**Requirements:** Identify the lines that contain the string "صلاة" and report only how many there are.
----
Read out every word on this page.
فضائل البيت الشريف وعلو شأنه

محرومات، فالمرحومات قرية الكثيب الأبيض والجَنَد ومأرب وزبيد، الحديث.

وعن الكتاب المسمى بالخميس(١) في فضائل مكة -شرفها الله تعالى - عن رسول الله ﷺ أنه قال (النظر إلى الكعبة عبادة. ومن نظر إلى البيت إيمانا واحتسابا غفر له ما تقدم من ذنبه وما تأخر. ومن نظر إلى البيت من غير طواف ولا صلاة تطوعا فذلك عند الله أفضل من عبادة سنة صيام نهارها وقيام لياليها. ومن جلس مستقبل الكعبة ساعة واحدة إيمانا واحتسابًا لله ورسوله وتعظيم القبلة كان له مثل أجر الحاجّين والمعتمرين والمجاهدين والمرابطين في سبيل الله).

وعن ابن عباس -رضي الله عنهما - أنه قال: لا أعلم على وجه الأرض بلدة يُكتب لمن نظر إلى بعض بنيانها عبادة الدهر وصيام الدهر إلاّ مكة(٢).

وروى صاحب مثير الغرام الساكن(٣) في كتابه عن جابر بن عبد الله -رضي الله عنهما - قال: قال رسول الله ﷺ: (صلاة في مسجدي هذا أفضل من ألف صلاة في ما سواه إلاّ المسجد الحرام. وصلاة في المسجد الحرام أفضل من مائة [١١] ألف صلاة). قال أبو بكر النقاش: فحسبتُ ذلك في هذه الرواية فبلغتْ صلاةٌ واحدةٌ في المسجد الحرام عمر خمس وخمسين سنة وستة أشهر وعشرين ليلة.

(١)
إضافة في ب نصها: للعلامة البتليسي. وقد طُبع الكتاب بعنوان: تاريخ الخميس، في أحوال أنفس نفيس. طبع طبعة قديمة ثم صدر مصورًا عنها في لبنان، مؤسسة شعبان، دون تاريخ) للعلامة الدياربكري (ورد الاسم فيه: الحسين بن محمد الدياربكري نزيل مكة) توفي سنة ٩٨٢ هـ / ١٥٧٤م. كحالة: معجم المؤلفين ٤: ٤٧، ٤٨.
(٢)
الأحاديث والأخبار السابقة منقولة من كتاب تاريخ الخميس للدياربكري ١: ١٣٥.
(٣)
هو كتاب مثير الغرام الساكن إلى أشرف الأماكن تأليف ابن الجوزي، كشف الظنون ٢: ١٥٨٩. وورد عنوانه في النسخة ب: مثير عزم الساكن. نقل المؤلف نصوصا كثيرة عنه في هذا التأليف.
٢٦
----
**Response to the exercise:** 2